**GOAL**
All entries are to be given again verbatim.

Excerpts from a figure dataset:
○ ○ ○ ○ ○ ○ ○

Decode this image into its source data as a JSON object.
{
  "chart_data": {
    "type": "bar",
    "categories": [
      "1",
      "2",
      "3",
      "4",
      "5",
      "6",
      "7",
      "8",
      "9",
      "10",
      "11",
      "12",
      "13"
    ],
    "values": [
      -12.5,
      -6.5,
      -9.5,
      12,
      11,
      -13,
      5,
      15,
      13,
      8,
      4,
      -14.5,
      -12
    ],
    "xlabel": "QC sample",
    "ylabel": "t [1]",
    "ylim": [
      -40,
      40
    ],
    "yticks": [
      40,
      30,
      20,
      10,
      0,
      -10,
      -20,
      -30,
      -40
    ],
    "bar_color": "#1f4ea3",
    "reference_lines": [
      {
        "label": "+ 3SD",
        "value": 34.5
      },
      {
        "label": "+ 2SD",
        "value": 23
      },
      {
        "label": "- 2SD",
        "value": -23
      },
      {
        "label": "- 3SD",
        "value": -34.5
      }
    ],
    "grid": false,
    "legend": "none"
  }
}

○ ○ ○ ○ ○ ○ ○

**SOLUTION TO THE PROBLEM**
Decode this image into its source data as a JSON object.
{
  "chart_data": {
    "type": "bar",
    "categories": [
      "1",
      "2",
      "3",
      "4",
      "5",
      "6",
      "7",
      "8",
      "9",
      "10",
      "11",
      "12",
      "13"
    ],
    "values": [
      -12.5,
      -6.5,
      -9.5,
      12,
      11,
      -13,
      5,
      15,
      13,
      8,
      4,
      -14.5,
      -12
    ],
    "xlabel": "QC sample",
    "ylabel": "t [1]",
    "ylim": [
      -40,
      40
    ],
    "yticks": [
      40,
      30,
      20,
      10,
      0,
      -10,
      -20,
      -30,
      -40
    ],
    "bar_color": "#1f4ea3",
    "reference_lines": [
      {
        "label": "+ 3SD",
        "value": 34.5
      },
      {
        "label": "+ 2SD",
        "value": 23
      },
      {
        "label": "- 2SD",
        "value": -23
      },
      {
        "label": "- 3SD",
        "value": -34.5
      }
    ],
    "grid": false,
    "legend": "none"
  }
}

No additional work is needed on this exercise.